TASK: Give all the lines below again, exactly, with no pictures.
[begin DATA SHOWN]
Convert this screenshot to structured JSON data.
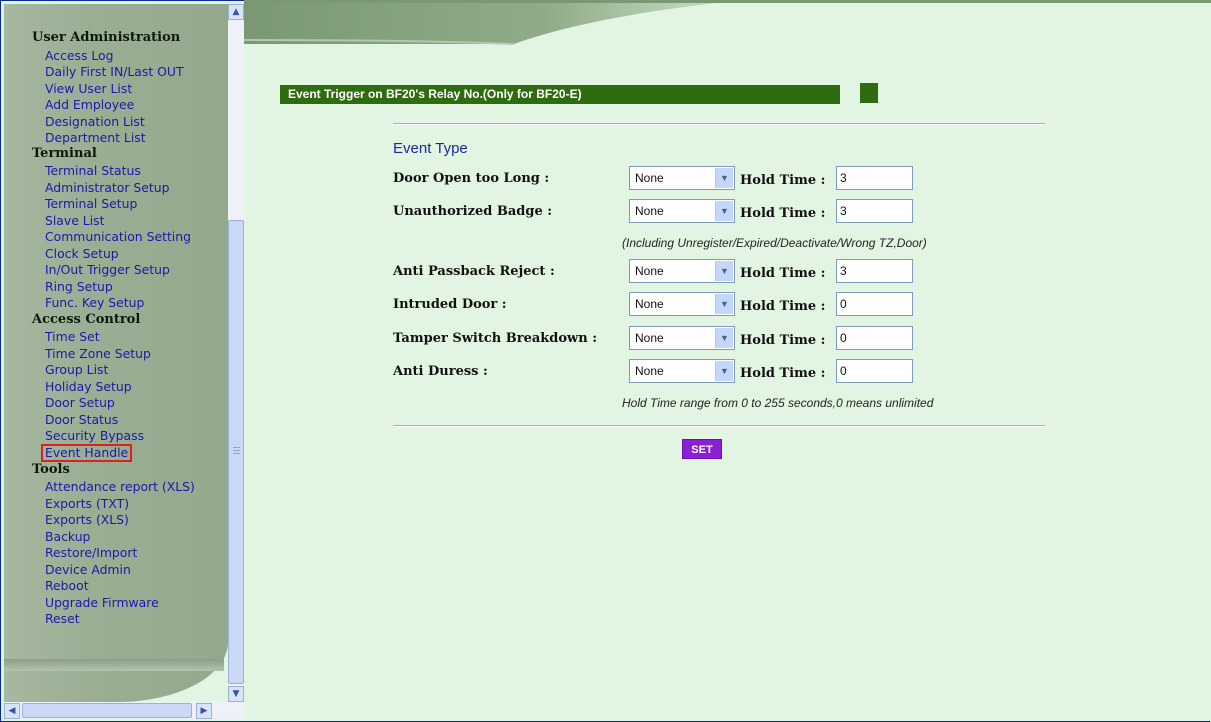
{
  "sidebar": {
    "sections": [
      {
        "title": "User Administration",
        "items": [
          "Access Log",
          "Daily First IN/Last OUT",
          "View User List",
          "Add Employee",
          "Designation List",
          "Department List"
        ]
      },
      {
        "title": "Terminal",
        "items": [
          "Terminal Status",
          "Administrator Setup",
          "Terminal Setup",
          "Slave List",
          "Communication Setting",
          "Clock Setup",
          "In/Out Trigger Setup",
          "Ring Setup",
          "Func. Key Setup"
        ]
      },
      {
        "title": "Access Control",
        "items": [
          "Time Set",
          "Time Zone Setup",
          "Group List",
          "Holiday Setup",
          "Door Setup",
          "Door Status",
          "Security Bypass",
          "Event Handle"
        ]
      },
      {
        "title": "Tools",
        "items": [
          "Attendance report (XLS)",
          "Exports (TXT)",
          "Exports (XLS)",
          "Backup",
          "Restore/Import",
          "Device Admin",
          "Reboot",
          "Upgrade Firmware",
          "Reset"
        ]
      }
    ],
    "highlighted_item": "Event Handle"
  },
  "main": {
    "title": "Event Trigger on BF20's Relay No.(Only for BF20-E)",
    "event_type_heading": "Event Type",
    "hold_time_label": "Hold Time :",
    "rows": [
      {
        "label": "Door Open too Long :",
        "select": "None",
        "hold_time": "3"
      },
      {
        "label": "Unauthorized Badge :",
        "select": "None",
        "hold_time": "3"
      },
      {
        "label": "Anti Passback Reject :",
        "select": "None",
        "hold_time": "3"
      },
      {
        "label": "Intruded Door :",
        "select": "None",
        "hold_time": "0"
      },
      {
        "label": "Tamper Switch Breakdown :",
        "select": "None",
        "hold_time": "0"
      },
      {
        "label": "Anti Duress :",
        "select": "None",
        "hold_time": "0"
      }
    ],
    "unauthorized_note": "(Including Unregister/Expired/Deactivate/Wrong TZ,Door)",
    "hold_time_note": "Hold Time range from 0 to 255 seconds,0 means unlimited",
    "set_button": "SET"
  },
  "colors": {
    "title_bar": "#2f6b0f",
    "set_button": "#8a1fd6",
    "link": "#1a1aa8",
    "background": "#e2f5e2",
    "highlight": "#e02020"
  }
}
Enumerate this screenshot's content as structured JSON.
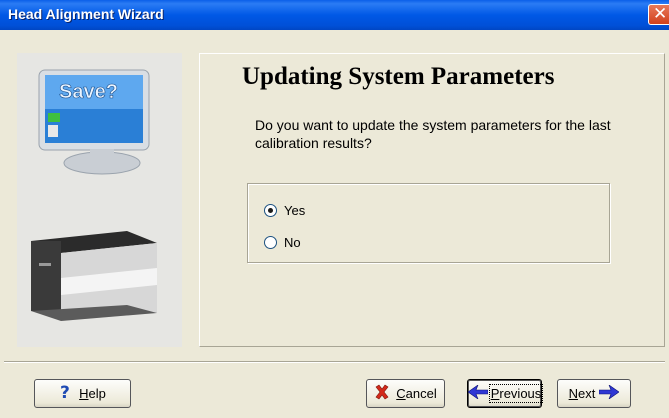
{
  "window": {
    "title": "Head Alignment Wizard"
  },
  "illustration": {
    "monitor_text": "Save?"
  },
  "content": {
    "heading": "Updating System Parameters",
    "question": "Do you want to update the system parameters for the last calibration results?",
    "options": [
      {
        "label": "Yes",
        "selected": true
      },
      {
        "label": "No",
        "selected": false
      }
    ]
  },
  "buttons": {
    "help": "Help",
    "cancel": "Cancel",
    "previous": "Previous",
    "next": "Next"
  },
  "colors": {
    "title_bar": "#0058e6",
    "window_bg": "#ece9d8",
    "close_button": "#d2411c"
  }
}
[end DATA SHOWN]
TASK SOLUTION:
Convert this screenshot to structured JSON data.
{
  "sidebar": {
    "sections": [
      {
        "title": "User Administration",
        "items": [
          "Access Log",
          "Daily First IN/Last OUT",
          "View User List",
          "Add Employee",
          "Designation List",
          "Department List"
        ]
      },
      {
        "title": "Terminal",
        "items": [
          "Terminal Status",
          "Administrator Setup",
          "Terminal Setup",
          "Slave List",
          "Communication Setting",
          "Clock Setup",
          "In/Out Trigger Setup",
          "Ring Setup",
          "Func. Key Setup"
        ]
      },
      {
        "title": "Access Control",
        "items": [
          "Time Set",
          "Time Zone Setup",
          "Group List",
          "Holiday Setup",
          "Door Setup",
          "Door Status",
          "Security Bypass",
          "Event Handle"
        ]
      },
      {
        "title": "Tools",
        "items": [
          "Attendance report (XLS)",
          "Exports (TXT)",
          "Exports (XLS)",
          "Backup",
          "Restore/Import",
          "Device Admin",
          "Reboot",
          "Upgrade Firmware",
          "Reset"
        ]
      }
    ],
    "highlighted_item": "Event Handle"
  },
  "main": {
    "title": "Event Trigger on BF20's Relay No.(Only for BF20-E)",
    "event_type_heading": "Event Type",
    "hold_time_label": "Hold Time :",
    "rows": [
      {
        "label": "Door Open too Long :",
        "select": "None",
        "hold_time": "3"
      },
      {
        "label": "Unauthorized Badge :",
        "select": "None",
        "hold_time": "3"
      },
      {
        "label": "Anti Passback Reject :",
        "select": "None",
        "hold_time": "3"
      },
      {
        "label": "Intruded Door :",
        "select": "None",
        "hold_time": "0"
      },
      {
        "label": "Tamper Switch Breakdown :",
        "select": "None",
        "hold_time": "0"
      },
      {
        "label": "Anti Duress :",
        "select": "None",
        "hold_time": "0"
      }
    ],
    "unauthorized_note": "(Including Unregister/Expired/Deactivate/Wrong TZ,Door)",
    "hold_time_note": "Hold Time range from 0 to 255 seconds,0 means unlimited",
    "set_button": "SET"
  },
  "colors": {
    "title_bar": "#2f6b0f",
    "set_button": "#8a1fd6",
    "link": "#1a1aa8",
    "background": "#e2f5e2",
    "highlight": "#e02020"
  }
}
Enumerate this screenshot's content as structured JSON.
{
  "window": {
    "title": "Head Alignment Wizard"
  },
  "illustration": {
    "monitor_text": "Save?"
  },
  "content": {
    "heading": "Updating System Parameters",
    "question": "Do you want to update the system parameters for the last calibration results?",
    "options": [
      {
        "label": "Yes",
        "selected": true
      },
      {
        "label": "No",
        "selected": false
      }
    ]
  },
  "buttons": {
    "help": "Help",
    "cancel": "Cancel",
    "previous": "Previous",
    "next": "Next"
  },
  "colors": {
    "title_bar": "#0058e6",
    "window_bg": "#ece9d8",
    "close_button": "#d2411c"
  }
}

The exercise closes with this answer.